Given problem:
Scan the records and identify every line in which the string "nhóm" occurs, then return those lines.

+-------+

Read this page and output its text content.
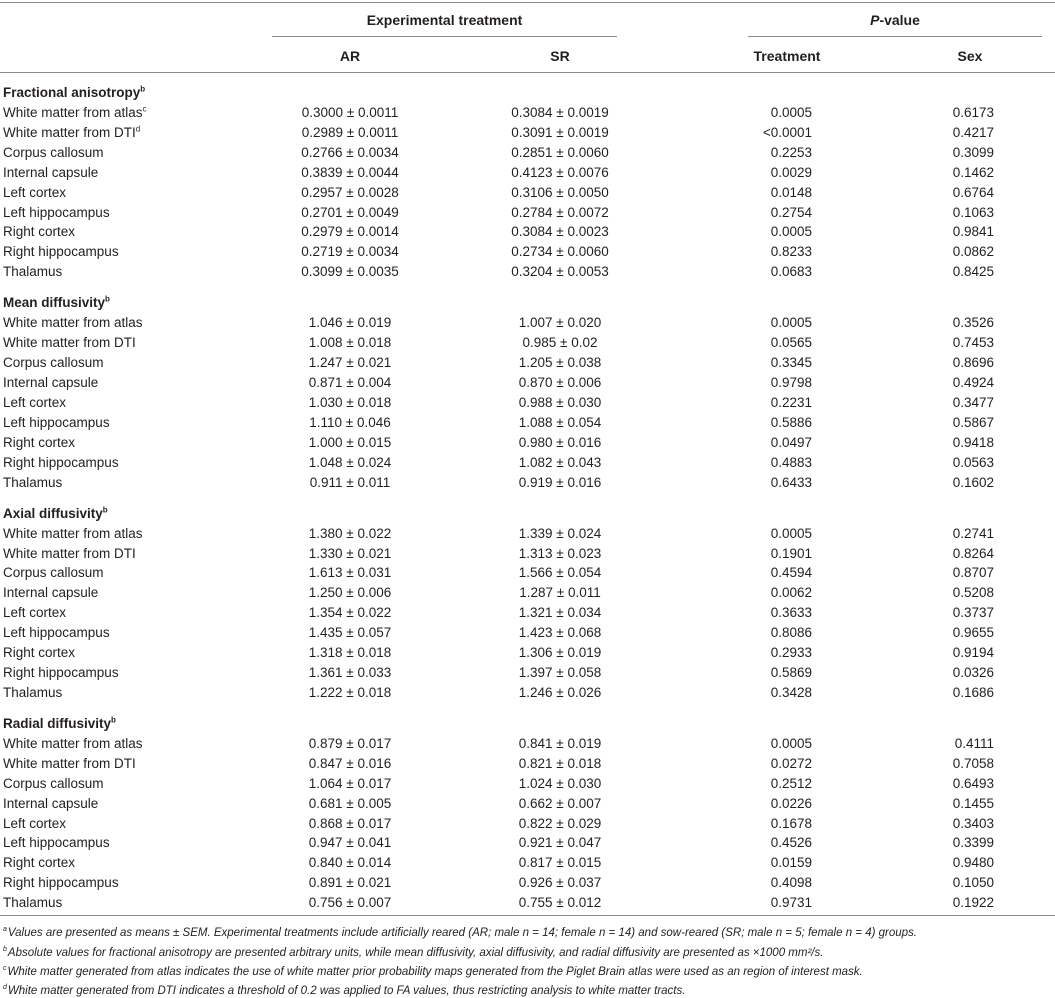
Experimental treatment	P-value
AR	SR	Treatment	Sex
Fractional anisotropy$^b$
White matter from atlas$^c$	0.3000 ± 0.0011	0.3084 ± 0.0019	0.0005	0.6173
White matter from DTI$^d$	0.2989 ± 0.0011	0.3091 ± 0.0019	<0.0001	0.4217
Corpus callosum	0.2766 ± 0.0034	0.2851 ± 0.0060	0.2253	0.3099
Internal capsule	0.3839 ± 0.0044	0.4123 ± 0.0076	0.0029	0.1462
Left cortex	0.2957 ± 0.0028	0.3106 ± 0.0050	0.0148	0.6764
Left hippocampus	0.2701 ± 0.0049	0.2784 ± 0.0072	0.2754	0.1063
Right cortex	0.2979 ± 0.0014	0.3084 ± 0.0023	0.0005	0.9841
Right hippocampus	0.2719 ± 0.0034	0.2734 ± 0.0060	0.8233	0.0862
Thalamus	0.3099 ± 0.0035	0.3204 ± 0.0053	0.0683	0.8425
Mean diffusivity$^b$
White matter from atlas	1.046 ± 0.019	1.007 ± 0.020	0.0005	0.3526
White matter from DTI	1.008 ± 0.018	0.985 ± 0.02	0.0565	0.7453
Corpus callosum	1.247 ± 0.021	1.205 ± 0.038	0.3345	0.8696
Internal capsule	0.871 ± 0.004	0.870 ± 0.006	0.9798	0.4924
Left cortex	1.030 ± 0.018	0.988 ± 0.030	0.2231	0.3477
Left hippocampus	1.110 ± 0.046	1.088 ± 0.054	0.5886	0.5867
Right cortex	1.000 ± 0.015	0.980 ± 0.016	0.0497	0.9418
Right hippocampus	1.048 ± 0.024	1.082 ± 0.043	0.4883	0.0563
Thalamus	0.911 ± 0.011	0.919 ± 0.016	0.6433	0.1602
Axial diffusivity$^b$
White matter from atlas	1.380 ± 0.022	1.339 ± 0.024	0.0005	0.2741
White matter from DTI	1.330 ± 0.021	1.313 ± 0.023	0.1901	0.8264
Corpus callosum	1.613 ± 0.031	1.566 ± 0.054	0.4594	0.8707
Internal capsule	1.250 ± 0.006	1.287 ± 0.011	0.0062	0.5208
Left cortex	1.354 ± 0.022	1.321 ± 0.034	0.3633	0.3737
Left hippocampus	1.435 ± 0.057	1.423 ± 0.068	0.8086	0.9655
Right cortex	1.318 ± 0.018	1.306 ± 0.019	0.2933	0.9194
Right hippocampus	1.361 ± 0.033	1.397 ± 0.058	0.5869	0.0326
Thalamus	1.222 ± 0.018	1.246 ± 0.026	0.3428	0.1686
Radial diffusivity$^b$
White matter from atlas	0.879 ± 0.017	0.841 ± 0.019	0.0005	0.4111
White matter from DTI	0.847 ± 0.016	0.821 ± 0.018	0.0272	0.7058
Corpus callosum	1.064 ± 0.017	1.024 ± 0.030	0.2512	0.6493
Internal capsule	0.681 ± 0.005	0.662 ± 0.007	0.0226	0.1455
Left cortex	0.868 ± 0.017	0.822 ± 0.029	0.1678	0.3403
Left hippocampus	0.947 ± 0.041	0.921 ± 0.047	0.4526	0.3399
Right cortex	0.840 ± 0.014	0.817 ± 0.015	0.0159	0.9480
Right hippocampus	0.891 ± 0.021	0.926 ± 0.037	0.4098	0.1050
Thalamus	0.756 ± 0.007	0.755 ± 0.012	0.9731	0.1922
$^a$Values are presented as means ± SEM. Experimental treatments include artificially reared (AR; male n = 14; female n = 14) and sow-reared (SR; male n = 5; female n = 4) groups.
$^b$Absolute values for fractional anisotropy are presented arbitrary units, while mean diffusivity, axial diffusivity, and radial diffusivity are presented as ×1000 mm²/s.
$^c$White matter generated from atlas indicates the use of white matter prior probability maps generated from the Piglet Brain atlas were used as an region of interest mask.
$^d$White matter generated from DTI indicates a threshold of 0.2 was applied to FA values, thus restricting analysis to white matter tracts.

+-------+

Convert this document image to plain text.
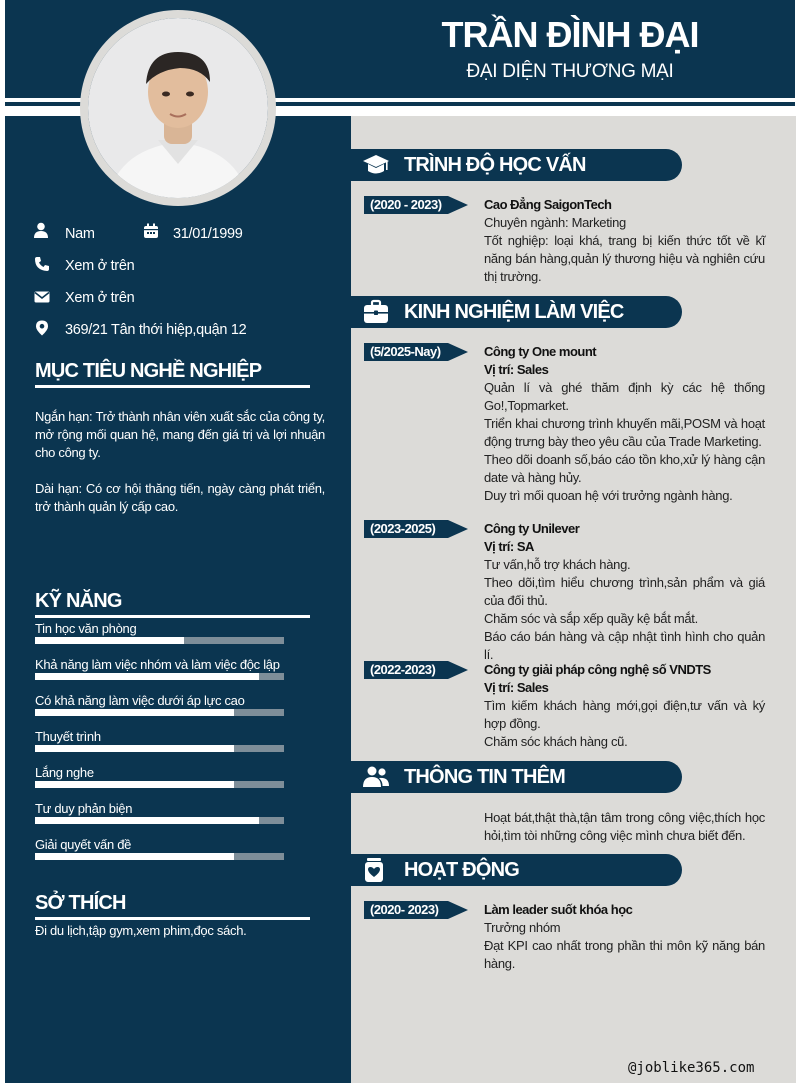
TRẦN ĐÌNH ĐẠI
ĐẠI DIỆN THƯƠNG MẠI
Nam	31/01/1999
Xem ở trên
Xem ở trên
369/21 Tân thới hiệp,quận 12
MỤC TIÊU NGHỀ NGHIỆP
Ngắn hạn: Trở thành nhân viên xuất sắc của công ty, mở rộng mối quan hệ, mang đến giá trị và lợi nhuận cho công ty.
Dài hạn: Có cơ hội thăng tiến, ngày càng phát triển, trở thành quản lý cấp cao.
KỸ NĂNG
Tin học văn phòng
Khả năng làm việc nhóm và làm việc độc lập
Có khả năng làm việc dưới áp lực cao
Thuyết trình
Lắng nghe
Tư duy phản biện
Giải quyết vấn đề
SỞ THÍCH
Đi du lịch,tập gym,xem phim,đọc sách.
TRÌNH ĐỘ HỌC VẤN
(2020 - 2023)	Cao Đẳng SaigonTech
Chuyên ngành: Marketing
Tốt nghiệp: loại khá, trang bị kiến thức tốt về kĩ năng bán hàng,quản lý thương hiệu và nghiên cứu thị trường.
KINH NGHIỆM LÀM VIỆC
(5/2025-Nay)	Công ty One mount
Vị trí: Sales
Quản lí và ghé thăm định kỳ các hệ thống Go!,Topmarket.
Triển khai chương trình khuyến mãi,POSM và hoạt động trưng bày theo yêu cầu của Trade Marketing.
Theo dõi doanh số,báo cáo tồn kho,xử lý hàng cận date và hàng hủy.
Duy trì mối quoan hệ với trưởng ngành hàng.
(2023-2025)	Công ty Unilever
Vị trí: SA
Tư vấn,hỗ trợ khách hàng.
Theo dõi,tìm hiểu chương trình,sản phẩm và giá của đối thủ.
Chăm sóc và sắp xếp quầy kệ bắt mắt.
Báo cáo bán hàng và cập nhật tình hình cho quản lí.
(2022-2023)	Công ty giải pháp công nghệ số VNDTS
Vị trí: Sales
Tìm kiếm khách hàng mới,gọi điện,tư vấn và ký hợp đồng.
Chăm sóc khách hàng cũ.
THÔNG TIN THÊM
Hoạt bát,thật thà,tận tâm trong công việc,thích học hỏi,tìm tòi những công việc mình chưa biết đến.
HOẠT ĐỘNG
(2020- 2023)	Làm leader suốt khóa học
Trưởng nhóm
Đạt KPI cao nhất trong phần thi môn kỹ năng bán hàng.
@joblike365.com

+-------+

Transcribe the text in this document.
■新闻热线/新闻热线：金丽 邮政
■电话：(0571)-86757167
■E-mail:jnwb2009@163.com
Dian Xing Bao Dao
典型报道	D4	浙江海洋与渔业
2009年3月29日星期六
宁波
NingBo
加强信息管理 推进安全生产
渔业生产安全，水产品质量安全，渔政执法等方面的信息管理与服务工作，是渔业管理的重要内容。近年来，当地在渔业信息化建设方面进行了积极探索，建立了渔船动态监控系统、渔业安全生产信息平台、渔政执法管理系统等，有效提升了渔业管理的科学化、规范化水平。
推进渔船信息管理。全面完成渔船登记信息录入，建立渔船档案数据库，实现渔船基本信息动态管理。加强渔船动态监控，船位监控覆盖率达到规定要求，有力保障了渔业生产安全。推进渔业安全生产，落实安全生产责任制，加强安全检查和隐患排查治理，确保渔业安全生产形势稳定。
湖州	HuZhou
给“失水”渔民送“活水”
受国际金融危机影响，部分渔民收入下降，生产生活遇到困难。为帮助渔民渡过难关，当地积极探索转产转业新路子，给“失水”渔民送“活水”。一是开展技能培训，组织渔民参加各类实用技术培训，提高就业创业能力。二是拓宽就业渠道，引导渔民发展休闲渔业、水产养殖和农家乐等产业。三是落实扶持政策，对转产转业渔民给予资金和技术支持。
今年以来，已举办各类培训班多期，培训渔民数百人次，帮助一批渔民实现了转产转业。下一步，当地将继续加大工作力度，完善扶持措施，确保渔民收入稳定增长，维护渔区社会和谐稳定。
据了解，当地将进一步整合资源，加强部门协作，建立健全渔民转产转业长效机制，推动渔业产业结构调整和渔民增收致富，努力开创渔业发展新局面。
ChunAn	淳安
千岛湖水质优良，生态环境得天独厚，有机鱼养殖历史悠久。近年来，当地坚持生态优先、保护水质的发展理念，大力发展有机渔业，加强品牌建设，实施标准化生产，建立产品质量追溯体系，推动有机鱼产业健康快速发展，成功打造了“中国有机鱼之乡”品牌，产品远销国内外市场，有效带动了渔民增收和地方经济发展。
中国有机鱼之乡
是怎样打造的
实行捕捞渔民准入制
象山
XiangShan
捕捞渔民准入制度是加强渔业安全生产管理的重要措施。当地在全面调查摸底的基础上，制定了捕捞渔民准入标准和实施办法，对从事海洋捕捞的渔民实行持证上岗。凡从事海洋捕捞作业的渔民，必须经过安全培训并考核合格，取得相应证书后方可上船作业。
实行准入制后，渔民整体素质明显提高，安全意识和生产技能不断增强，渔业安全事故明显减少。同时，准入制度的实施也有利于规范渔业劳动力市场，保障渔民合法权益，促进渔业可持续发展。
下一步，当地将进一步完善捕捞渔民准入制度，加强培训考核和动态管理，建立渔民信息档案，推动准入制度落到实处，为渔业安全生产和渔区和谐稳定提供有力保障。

+-------+

Reply:
Khả năng làm việc nhóm và làm việc độc lập
Trưởng nhóm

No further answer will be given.